Using the listing below, extract each line that has the word "java" in it.

** Begin ENTRIES **

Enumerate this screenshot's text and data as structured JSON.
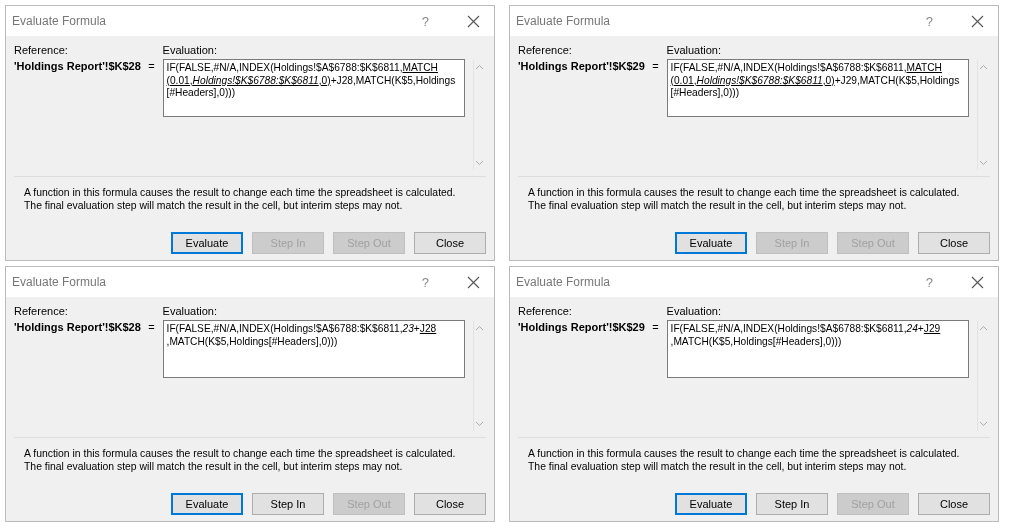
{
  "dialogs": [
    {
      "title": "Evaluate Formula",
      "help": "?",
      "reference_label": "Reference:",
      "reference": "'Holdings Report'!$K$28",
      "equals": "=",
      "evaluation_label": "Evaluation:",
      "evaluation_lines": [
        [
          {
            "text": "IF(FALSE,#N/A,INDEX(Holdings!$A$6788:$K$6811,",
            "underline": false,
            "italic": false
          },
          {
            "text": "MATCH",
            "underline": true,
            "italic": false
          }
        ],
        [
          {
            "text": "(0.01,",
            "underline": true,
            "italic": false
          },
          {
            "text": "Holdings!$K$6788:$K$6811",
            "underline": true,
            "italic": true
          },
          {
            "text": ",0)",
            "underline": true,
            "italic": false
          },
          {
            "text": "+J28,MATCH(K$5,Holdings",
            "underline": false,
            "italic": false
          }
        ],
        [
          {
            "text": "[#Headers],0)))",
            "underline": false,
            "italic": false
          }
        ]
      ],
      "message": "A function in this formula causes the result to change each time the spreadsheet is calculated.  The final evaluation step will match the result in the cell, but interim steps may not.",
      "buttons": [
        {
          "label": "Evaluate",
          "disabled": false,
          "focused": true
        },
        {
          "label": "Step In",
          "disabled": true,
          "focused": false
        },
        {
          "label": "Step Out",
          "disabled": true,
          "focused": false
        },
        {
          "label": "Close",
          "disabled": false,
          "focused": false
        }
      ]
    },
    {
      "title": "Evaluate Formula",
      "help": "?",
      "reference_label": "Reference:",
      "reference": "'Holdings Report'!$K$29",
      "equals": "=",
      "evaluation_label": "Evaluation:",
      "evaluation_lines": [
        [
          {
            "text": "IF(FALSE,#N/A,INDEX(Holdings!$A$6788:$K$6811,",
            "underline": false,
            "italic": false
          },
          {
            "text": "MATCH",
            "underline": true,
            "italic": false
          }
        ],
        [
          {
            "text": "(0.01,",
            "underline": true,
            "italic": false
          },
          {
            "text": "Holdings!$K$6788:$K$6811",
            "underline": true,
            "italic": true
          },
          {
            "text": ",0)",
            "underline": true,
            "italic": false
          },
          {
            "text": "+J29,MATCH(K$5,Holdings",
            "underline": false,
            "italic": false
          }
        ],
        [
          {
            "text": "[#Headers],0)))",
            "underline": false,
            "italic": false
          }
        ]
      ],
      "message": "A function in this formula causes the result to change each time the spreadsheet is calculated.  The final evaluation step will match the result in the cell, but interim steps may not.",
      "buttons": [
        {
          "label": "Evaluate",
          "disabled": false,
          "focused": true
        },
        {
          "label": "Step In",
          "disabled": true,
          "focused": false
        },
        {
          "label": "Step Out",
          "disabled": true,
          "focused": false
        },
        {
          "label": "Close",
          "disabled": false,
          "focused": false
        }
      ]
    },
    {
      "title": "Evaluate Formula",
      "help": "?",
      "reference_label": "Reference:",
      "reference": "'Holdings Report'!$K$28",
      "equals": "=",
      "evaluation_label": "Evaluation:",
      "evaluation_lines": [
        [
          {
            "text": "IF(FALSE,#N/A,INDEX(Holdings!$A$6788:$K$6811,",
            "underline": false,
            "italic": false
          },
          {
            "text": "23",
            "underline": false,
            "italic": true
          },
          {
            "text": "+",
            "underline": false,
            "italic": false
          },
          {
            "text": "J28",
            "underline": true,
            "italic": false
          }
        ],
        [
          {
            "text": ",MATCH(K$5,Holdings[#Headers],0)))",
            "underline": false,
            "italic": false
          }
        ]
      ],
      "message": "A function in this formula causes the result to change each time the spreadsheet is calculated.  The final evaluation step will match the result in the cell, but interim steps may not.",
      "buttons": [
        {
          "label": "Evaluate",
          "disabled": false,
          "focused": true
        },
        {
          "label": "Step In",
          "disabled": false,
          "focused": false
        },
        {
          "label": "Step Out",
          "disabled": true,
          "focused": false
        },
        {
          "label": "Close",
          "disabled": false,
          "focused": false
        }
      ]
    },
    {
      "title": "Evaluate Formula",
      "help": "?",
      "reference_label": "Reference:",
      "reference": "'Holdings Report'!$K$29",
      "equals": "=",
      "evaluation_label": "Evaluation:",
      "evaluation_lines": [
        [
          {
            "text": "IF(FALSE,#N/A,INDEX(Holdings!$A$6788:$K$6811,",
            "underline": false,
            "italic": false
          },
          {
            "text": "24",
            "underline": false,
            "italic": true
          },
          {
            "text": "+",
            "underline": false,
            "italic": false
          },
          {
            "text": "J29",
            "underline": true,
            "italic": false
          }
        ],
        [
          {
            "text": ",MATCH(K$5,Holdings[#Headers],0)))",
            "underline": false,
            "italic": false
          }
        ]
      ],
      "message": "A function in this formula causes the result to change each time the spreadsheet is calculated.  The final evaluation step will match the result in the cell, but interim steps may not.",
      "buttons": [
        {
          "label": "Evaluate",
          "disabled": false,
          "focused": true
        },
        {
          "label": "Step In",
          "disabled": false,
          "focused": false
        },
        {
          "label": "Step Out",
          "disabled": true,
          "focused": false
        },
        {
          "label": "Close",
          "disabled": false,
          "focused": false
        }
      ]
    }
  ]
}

** End ENTRIES **
** Begin ENTRIES **

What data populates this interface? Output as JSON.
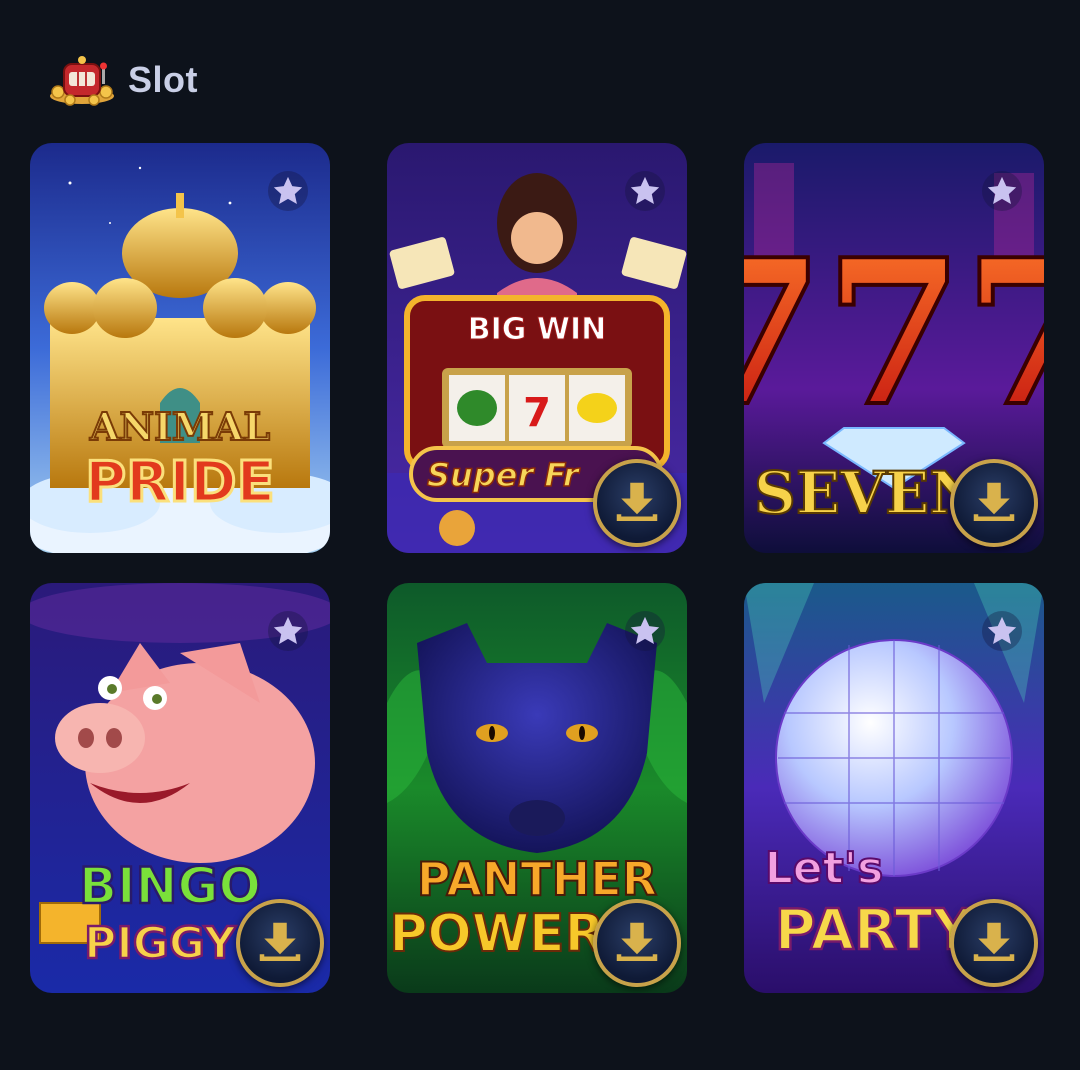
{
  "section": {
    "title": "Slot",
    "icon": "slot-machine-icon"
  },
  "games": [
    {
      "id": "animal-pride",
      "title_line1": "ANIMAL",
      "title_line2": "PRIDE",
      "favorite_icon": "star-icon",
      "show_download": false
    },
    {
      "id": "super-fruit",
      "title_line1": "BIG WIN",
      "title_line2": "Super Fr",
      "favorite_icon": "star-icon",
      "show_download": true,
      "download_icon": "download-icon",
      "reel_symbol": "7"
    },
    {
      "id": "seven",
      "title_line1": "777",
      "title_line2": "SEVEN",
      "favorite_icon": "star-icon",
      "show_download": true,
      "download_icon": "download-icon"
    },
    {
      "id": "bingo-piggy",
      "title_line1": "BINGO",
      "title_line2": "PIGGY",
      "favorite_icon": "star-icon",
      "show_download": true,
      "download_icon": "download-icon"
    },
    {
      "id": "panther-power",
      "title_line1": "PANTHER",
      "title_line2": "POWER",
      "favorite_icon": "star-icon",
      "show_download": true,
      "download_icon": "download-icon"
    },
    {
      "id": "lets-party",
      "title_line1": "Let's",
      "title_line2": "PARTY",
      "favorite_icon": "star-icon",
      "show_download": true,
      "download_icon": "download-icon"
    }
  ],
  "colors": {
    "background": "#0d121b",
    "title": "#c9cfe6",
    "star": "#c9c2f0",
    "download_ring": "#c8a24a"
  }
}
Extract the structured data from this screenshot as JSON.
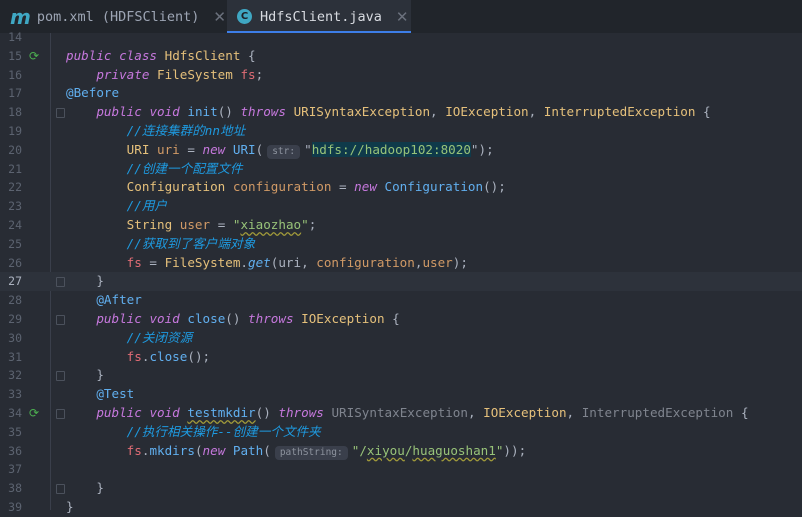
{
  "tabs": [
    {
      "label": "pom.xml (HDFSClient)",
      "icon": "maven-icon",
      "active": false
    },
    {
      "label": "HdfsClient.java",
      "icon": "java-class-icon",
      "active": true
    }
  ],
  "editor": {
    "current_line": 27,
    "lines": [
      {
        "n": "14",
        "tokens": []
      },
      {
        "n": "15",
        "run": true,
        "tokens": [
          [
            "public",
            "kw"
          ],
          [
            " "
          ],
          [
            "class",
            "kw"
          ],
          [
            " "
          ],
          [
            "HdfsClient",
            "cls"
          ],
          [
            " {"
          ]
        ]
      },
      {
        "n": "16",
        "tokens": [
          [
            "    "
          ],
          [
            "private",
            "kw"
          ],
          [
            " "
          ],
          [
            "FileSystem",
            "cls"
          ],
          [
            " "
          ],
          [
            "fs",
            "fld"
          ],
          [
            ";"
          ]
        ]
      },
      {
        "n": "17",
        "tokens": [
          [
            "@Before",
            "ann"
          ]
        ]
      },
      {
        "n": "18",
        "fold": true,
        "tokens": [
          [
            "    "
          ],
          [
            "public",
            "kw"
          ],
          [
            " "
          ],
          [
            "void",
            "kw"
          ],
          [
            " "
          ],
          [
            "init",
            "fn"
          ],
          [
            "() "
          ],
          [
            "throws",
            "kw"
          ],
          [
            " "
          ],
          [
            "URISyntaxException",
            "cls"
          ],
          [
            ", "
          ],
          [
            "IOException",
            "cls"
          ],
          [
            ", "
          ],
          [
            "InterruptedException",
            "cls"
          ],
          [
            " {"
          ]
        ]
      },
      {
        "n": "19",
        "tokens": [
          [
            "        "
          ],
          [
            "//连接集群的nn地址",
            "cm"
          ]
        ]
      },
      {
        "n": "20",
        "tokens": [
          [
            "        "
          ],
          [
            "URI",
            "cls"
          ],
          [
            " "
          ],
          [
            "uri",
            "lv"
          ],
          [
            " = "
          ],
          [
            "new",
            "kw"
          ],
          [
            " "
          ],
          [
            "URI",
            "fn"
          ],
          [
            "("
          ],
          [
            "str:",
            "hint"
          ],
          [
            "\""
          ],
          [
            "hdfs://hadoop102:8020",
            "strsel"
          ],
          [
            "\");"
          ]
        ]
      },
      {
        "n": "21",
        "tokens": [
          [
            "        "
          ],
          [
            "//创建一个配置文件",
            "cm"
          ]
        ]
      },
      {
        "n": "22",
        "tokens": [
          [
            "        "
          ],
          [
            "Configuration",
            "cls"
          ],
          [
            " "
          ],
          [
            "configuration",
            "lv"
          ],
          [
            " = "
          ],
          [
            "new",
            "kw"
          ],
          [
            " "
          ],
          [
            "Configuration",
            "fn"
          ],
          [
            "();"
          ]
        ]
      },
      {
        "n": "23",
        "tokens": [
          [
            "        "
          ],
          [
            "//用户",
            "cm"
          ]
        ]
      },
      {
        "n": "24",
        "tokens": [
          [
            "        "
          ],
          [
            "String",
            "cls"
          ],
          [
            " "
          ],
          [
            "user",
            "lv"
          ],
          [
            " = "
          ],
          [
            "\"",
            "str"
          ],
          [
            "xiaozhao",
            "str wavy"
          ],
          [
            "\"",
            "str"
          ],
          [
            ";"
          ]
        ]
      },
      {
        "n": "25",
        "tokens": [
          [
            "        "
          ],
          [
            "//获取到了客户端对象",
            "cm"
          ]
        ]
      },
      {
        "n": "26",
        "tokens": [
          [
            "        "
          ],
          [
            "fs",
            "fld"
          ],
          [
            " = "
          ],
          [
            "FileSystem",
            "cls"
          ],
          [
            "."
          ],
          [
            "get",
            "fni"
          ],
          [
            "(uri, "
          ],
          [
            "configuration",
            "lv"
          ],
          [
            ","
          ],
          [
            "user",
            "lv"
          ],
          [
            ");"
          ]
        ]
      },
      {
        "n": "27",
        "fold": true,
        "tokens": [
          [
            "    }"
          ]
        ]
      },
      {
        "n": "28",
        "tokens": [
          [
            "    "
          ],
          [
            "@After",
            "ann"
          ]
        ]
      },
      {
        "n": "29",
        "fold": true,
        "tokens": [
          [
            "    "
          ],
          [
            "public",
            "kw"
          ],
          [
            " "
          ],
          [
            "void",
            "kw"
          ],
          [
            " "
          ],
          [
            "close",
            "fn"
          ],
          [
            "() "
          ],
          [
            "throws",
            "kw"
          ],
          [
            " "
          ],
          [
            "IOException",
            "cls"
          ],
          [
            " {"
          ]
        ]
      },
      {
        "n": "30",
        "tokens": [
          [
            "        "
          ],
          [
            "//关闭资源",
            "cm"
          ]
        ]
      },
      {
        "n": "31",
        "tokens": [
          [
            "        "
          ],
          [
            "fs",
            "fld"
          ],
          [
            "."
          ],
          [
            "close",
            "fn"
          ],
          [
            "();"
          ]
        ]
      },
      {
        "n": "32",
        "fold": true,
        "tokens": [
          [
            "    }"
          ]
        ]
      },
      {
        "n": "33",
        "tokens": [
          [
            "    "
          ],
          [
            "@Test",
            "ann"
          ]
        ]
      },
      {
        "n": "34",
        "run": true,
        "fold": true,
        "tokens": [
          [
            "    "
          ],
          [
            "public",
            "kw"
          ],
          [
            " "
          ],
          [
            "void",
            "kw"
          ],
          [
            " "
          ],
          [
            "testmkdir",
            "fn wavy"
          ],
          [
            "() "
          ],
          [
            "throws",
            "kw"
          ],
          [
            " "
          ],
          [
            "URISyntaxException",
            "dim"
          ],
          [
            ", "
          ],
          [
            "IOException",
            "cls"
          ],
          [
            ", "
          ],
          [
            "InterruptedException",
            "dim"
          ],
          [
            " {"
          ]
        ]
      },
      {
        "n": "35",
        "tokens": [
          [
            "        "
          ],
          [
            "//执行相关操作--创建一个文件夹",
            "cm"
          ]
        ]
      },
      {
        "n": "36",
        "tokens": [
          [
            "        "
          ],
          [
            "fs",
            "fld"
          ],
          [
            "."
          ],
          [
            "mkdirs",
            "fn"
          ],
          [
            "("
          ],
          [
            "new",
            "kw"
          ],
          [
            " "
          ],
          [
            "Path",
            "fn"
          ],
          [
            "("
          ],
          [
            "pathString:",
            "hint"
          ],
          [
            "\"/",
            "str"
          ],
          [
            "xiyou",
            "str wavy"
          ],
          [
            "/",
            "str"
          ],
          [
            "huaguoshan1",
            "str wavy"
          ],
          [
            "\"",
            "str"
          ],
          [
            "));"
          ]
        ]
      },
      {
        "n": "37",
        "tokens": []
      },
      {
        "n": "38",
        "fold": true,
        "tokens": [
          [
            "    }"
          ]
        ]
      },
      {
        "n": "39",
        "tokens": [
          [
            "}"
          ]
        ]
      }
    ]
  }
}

** End ENTRIES **

RESULT OF THE EXERCISE
      "label": "HdfsClient.java",
      "icon": "java-class-icon",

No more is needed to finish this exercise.